▶ **Given exercise**
Extract every line of the material below and reproduce it faithfully.

▶ **Task material**
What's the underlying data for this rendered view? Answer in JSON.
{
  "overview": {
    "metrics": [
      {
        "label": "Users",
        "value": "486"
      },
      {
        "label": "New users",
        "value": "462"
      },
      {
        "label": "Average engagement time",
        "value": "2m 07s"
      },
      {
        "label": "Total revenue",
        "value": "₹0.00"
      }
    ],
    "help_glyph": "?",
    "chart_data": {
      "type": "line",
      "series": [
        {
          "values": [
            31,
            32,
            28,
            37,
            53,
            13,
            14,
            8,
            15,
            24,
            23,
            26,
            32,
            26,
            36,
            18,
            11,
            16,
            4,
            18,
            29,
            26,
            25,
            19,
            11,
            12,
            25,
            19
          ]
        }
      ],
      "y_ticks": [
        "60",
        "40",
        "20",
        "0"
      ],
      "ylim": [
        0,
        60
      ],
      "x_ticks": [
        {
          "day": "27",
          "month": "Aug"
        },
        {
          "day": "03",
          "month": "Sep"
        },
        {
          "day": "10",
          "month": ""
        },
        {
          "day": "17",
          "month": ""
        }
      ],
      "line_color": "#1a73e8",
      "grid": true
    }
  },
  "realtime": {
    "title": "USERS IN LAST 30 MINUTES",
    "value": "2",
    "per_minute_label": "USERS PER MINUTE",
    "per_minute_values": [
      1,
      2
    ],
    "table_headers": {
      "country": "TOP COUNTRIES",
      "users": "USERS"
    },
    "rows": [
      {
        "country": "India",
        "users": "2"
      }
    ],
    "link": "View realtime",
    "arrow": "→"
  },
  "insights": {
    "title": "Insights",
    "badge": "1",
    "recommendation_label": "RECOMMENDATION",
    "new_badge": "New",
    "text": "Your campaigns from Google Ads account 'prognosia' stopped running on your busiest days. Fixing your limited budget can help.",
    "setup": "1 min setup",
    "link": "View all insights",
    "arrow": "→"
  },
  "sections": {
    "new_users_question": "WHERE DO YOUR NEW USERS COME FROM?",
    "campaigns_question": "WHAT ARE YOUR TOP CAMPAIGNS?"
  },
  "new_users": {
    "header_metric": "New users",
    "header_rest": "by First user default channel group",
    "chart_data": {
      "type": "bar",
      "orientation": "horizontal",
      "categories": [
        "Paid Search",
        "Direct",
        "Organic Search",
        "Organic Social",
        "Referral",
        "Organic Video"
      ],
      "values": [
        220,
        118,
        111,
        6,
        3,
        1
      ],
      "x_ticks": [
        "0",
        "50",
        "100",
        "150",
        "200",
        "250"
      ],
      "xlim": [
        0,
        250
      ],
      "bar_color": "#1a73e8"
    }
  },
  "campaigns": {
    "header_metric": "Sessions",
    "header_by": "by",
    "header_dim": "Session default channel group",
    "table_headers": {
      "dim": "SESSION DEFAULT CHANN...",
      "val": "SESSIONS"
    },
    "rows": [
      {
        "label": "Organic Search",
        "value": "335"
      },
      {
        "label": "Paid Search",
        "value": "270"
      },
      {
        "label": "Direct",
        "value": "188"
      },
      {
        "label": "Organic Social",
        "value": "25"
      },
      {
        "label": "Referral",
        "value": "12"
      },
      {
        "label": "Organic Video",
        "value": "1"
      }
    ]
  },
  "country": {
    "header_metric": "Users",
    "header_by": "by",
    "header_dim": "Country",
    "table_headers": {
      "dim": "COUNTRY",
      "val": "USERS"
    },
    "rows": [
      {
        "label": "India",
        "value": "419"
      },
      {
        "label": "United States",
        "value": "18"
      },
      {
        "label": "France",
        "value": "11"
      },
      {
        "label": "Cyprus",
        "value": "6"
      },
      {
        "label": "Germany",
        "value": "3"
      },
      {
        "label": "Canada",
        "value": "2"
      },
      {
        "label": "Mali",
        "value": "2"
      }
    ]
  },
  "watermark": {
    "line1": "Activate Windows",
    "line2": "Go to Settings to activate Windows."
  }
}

▶ **Problem solution**
What's the underlying data for this rendered view? Answer in JSON.
{
  "overview": {
    "metrics": [
      {
        "label": "Users",
        "value": "486"
      },
      {
        "label": "New users",
        "value": "462"
      },
      {
        "label": "Average engagement time",
        "value": "2m 07s"
      },
      {
        "label": "Total revenue",
        "value": "₹0.00"
      }
    ],
    "help_glyph": "?",
    "chart_data": {
      "type": "line",
      "series": [
        {
          "values": [
            31,
            32,
            28,
            37,
            53,
            13,
            14,
            8,
            15,
            24,
            23,
            26,
            32,
            26,
            36,
            18,
            11,
            16,
            4,
            18,
            29,
            26,
            25,
            19,
            11,
            12,
            25,
            19
          ]
        }
      ],
      "y_ticks": [
        "60",
        "40",
        "20",
        "0"
      ],
      "ylim": [
        0,
        60
      ],
      "x_ticks": [
        {
          "day": "27",
          "month": "Aug"
        },
        {
          "day": "03",
          "month": "Sep"
        },
        {
          "day": "10",
          "month": ""
        },
        {
          "day": "17",
          "month": ""
        }
      ],
      "line_color": "#1a73e8",
      "grid": true
    }
  },
  "realtime": {
    "title": "USERS IN LAST 30 MINUTES",
    "value": "2",
    "per_minute_label": "USERS PER MINUTE",
    "per_minute_values": [
      1,
      2
    ],
    "table_headers": {
      "country": "TOP COUNTRIES",
      "users": "USERS"
    },
    "rows": [
      {
        "country": "India",
        "users": "2"
      }
    ],
    "link": "View realtime",
    "arrow": "→"
  },
  "insights": {
    "title": "Insights",
    "badge": "1",
    "recommendation_label": "RECOMMENDATION",
    "new_badge": "New",
    "text": "Your campaigns from Google Ads account 'prognosia' stopped running on your busiest days. Fixing your limited budget can help.",
    "setup": "1 min setup",
    "link": "View all insights",
    "arrow": "→"
  },
  "sections": {
    "new_users_question": "WHERE DO YOUR NEW USERS COME FROM?",
    "campaigns_question": "WHAT ARE YOUR TOP CAMPAIGNS?"
  },
  "new_users": {
    "header_metric": "New users",
    "header_rest": "by First user default channel group",
    "chart_data": {
      "type": "bar",
      "orientation": "horizontal",
      "categories": [
        "Paid Search",
        "Direct",
        "Organic Search",
        "Organic Social",
        "Referral",
        "Organic Video"
      ],
      "values": [
        220,
        118,
        111,
        6,
        3,
        1
      ],
      "x_ticks": [
        "0",
        "50",
        "100",
        "150",
        "200",
        "250"
      ],
      "xlim": [
        0,
        250
      ],
      "bar_color": "#1a73e8"
    }
  },
  "campaigns": {
    "header_metric": "Sessions",
    "header_by": "by",
    "header_dim": "Session default channel group",
    "table_headers": {
      "dim": "SESSION DEFAULT CHANN...",
      "val": "SESSIONS"
    },
    "rows": [
      {
        "label": "Organic Search",
        "value": "335"
      },
      {
        "label": "Paid Search",
        "value": "270"
      },
      {
        "label": "Direct",
        "value": "188"
      },
      {
        "label": "Organic Social",
        "value": "25"
      },
      {
        "label": "Referral",
        "value": "12"
      },
      {
        "label": "Organic Video",
        "value": "1"
      }
    ]
  },
  "country": {
    "header_metric": "Users",
    "header_by": "by",
    "header_dim": "Country",
    "table_headers": {
      "dim": "COUNTRY",
      "val": "USERS"
    },
    "rows": [
      {
        "label": "India",
        "value": "419"
      },
      {
        "label": "United States",
        "value": "18"
      },
      {
        "label": "France",
        "value": "11"
      },
      {
        "label": "Cyprus",
        "value": "6"
      },
      {
        "label": "Germany",
        "value": "3"
      },
      {
        "label": "Canada",
        "value": "2"
      },
      {
        "label": "Mali",
        "value": "2"
      }
    ]
  },
  "watermark": {
    "line1": "Activate Windows",
    "line2": "Go to Settings to activate Windows."
  }
}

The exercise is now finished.